WRITTEN REQUEST — List each line in which the string "субъекта" appears.

DATASET RECORDS —
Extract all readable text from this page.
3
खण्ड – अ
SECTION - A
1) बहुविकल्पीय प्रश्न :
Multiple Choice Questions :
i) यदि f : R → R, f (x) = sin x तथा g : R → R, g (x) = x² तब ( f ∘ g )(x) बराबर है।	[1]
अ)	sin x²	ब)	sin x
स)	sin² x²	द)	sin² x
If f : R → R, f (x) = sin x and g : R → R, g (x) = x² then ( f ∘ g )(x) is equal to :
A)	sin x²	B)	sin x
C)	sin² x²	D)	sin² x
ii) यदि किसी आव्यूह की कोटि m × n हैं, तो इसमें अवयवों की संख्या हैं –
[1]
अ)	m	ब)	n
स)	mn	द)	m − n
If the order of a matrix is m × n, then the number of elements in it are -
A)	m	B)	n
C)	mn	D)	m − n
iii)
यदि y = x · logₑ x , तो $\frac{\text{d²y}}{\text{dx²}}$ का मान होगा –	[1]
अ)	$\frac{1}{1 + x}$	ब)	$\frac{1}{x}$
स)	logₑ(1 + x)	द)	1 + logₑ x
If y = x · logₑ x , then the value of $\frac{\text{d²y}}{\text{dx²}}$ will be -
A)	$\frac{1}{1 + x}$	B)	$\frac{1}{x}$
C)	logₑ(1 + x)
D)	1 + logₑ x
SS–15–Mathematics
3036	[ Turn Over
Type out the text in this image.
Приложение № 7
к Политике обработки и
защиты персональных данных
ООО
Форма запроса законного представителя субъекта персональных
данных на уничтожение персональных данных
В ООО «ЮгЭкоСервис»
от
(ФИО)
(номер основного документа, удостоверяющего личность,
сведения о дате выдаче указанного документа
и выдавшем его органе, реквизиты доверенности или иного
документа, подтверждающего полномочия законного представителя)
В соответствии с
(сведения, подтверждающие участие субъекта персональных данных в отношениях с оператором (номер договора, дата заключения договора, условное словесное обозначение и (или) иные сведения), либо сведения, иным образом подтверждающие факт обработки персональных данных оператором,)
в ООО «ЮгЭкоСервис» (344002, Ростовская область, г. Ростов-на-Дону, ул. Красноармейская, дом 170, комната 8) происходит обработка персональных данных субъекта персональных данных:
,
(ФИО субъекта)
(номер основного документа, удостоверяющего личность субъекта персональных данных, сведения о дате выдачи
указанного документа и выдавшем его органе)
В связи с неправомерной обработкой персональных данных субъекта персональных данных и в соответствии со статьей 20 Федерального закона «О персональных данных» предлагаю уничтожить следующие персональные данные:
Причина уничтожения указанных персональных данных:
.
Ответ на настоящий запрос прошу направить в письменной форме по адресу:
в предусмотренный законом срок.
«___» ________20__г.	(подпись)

OUTPUT OF THE TASK —
Форма запроса законного представителя субъекта персональных
(сведения, подтверждающие участие субъекта персональных данных в отношениях с оператором (номер договора, дата заключения договора, условное словесное обозначение и (или) иные сведения), либо сведения, иным образом подтверждающие факт обработки персональных данных оператором,)
в ООО «ЮгЭкоСервис» (344002, Ростовская область, г. Ростов-на-Дону, ул. Красноармейская, дом 170, комната 8) происходит обработка персональных данных субъекта персональных данных:
(ФИО субъекта)
(номер основного документа, удостоверяющего личность субъекта персональных данных, сведения о дате выдачи
В связи с неправомерной обработкой персональных данных субъекта персональных данных и в соответствии со статьей 20 Федерального закона «О персональных данных» предлагаю уничтожить следующие персональные данные:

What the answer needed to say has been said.